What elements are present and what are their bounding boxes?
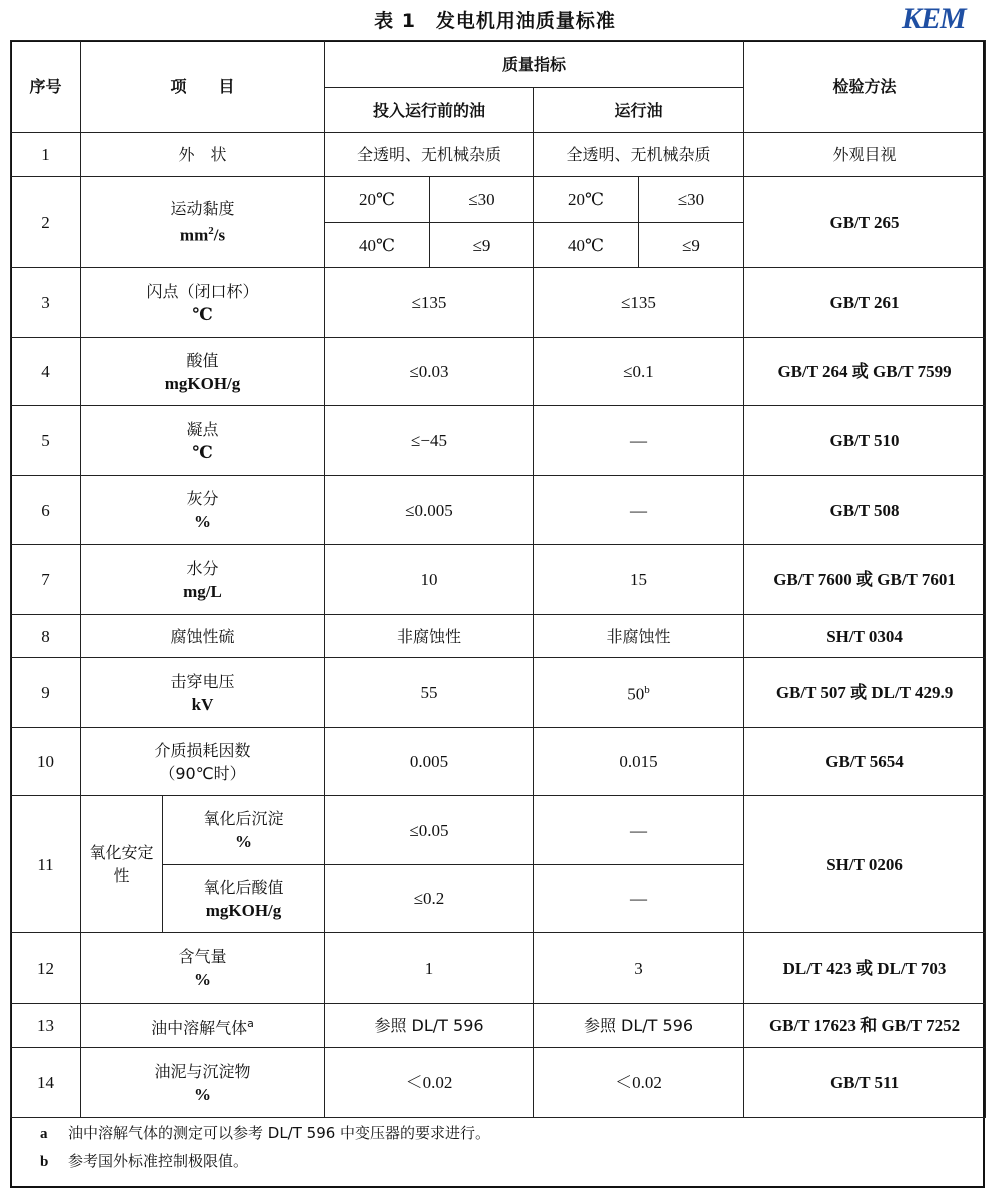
□ □ □ □
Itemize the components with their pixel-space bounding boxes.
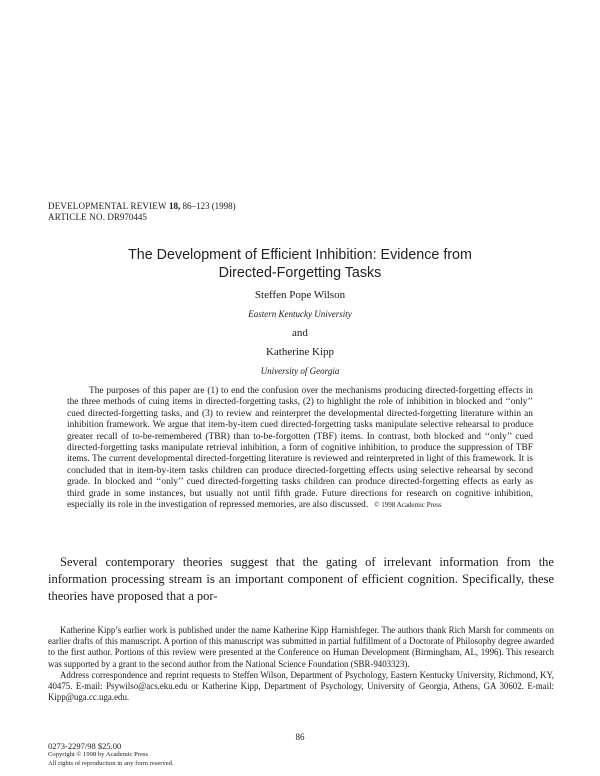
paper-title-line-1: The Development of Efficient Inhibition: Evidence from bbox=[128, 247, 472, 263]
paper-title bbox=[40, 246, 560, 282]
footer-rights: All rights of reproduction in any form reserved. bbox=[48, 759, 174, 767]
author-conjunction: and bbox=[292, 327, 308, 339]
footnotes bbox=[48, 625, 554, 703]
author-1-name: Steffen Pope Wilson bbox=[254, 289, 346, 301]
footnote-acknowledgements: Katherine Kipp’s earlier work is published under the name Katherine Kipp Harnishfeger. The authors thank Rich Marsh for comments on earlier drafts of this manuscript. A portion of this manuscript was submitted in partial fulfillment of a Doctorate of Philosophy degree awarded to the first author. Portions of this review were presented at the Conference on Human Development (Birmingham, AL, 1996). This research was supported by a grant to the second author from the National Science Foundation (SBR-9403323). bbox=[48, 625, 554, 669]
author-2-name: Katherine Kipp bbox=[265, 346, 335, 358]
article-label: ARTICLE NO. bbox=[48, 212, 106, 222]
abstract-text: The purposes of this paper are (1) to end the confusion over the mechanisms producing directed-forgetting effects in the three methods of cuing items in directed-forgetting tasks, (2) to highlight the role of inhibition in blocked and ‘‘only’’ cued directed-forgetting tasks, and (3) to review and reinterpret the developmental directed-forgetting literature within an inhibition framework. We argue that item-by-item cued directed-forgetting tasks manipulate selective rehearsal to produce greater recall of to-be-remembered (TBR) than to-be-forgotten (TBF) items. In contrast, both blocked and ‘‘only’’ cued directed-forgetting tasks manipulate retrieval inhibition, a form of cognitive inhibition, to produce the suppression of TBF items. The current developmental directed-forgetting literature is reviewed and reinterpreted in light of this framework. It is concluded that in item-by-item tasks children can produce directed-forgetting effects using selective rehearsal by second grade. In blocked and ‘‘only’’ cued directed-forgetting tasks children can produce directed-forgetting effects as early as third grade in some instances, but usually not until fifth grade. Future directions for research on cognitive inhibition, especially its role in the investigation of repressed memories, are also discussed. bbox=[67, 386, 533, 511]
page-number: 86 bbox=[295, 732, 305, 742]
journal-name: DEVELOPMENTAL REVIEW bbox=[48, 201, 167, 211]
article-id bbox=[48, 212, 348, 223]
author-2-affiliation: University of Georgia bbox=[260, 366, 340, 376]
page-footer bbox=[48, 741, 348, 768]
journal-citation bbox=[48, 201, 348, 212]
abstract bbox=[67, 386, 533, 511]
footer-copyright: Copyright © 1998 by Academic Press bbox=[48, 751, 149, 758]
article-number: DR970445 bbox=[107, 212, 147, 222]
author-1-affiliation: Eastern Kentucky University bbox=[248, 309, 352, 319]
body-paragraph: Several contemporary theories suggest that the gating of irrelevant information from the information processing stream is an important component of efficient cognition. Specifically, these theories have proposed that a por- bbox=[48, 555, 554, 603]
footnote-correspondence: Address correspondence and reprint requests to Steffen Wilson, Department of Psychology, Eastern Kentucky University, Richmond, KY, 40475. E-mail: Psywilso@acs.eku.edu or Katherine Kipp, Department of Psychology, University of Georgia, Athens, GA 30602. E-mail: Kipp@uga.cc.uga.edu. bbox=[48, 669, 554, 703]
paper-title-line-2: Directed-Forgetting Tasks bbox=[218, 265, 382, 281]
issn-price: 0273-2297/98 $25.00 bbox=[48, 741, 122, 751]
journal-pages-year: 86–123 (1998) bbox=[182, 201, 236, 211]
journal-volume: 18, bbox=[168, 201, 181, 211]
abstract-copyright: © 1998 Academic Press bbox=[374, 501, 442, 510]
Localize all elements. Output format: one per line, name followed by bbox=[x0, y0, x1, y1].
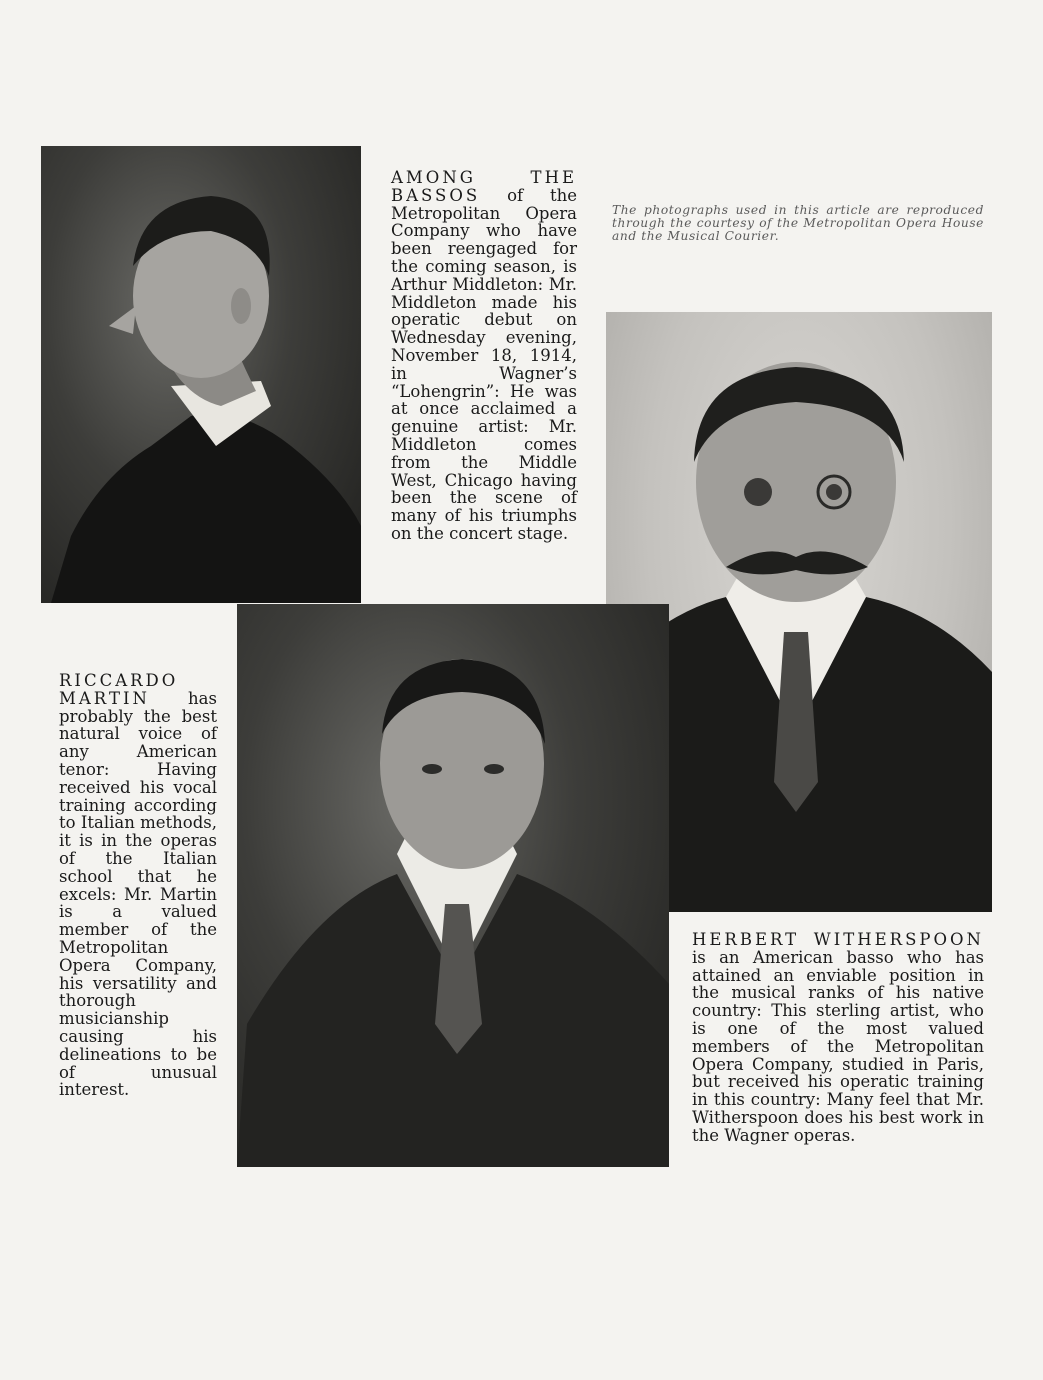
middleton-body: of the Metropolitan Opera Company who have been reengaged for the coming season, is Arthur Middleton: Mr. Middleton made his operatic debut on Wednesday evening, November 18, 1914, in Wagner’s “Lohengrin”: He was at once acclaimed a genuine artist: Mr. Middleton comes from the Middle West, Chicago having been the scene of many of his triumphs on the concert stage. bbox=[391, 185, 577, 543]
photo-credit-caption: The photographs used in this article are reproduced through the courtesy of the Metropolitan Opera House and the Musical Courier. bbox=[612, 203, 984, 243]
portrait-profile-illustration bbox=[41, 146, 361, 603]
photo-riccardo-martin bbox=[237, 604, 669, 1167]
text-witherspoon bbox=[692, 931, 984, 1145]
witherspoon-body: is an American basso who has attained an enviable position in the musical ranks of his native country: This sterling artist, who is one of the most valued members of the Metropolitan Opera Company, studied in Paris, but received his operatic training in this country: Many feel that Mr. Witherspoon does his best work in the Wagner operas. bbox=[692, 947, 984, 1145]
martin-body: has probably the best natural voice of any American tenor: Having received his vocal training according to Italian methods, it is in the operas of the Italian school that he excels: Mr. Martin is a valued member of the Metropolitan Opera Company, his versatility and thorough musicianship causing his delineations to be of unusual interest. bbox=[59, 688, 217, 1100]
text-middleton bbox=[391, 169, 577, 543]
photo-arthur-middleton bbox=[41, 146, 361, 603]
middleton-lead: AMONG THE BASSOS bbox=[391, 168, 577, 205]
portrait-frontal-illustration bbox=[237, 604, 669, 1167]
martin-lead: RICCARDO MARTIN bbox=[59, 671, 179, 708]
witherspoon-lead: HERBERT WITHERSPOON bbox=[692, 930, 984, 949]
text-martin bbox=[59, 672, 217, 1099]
□ □ □ □
» **PROBLEM**:
Rewrite the data from the line with "Localize all elements." up to and including the line with "text-witherspoon bbox=[692, 931, 984, 1145]", swapping "courtesy" for "kind permission" and leaving everything else unchanged. Omit the picture from your answer.

» **FULL RESPONSE**:
Localize all elements. Output format: one per line, name followed by bbox=[x0, y0, x1, y1].
middleton-body: of the Metropolitan Opera Company who have been reengaged for the coming season, is Arthur Middleton: Mr. Middleton made his operatic debut on Wednesday evening, November 18, 1914, in Wagner’s “Lohengrin”: He was at once acclaimed a genuine artist: Mr. Middleton comes from the Middle West, Chicago having been the scene of many of his triumphs on the concert stage. bbox=[391, 185, 577, 543]
photo-credit-caption: The photographs used in this article are reproduced through the kind permission of the Metropolitan Opera House and the Musical Courier. bbox=[612, 203, 984, 243]
portrait-profile-illustration bbox=[41, 146, 361, 603]
photo-riccardo-martin bbox=[237, 604, 669, 1167]
text-witherspoon bbox=[692, 931, 984, 1145]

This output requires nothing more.